▶ **Given request**
Copy out each line of the listing that has the word "spectrogram" in it.

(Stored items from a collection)
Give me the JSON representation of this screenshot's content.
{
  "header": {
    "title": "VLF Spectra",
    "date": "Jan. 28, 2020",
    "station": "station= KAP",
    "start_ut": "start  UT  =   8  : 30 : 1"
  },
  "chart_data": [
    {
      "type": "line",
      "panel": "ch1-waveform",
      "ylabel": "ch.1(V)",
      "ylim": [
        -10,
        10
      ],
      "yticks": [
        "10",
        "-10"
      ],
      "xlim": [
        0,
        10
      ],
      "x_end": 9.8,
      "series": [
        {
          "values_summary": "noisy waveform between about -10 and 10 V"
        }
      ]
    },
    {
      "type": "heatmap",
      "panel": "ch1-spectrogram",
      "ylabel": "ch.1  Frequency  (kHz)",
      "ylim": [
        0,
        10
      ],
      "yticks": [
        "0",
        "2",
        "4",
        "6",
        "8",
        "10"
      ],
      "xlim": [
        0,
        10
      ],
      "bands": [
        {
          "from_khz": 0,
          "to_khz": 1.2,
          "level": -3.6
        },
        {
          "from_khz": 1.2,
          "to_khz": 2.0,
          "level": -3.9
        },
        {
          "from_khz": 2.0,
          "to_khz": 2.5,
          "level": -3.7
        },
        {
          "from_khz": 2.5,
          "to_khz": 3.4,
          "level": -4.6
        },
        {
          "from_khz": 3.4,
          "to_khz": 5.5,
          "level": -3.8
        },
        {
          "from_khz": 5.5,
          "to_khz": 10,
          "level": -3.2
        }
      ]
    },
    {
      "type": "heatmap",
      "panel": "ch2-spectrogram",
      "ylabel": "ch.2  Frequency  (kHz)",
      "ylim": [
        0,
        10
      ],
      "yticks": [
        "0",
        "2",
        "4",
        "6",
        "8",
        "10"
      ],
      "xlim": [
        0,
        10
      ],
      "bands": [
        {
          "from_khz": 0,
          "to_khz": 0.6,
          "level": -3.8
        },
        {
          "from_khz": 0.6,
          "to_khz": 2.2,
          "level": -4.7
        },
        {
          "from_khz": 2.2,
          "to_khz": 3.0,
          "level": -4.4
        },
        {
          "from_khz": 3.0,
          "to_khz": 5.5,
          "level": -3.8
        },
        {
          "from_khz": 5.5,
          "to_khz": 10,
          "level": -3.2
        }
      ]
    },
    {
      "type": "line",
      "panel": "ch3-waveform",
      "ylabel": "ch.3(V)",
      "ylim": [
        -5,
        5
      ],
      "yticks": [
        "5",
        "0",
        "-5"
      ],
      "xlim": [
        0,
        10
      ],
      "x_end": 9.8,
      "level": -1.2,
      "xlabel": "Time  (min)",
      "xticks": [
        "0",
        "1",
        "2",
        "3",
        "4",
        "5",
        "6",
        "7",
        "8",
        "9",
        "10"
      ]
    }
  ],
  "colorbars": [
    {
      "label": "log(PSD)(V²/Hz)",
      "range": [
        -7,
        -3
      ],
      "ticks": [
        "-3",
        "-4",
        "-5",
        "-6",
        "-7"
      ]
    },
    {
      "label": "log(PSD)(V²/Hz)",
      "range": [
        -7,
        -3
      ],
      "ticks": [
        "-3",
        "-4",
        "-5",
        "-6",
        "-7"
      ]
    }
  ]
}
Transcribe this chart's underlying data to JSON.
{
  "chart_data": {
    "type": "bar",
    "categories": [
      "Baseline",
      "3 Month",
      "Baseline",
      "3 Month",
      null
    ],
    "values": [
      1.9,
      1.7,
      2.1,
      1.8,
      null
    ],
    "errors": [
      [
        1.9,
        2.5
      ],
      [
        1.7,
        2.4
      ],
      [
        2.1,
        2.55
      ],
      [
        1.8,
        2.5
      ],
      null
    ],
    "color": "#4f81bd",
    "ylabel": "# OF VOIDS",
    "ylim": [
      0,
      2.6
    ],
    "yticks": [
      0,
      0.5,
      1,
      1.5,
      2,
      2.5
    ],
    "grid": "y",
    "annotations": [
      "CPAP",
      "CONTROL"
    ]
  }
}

▶ **Exercise solution**
      "panel": "ch1-spectrogram",
      "panel": "ch2-spectrogram",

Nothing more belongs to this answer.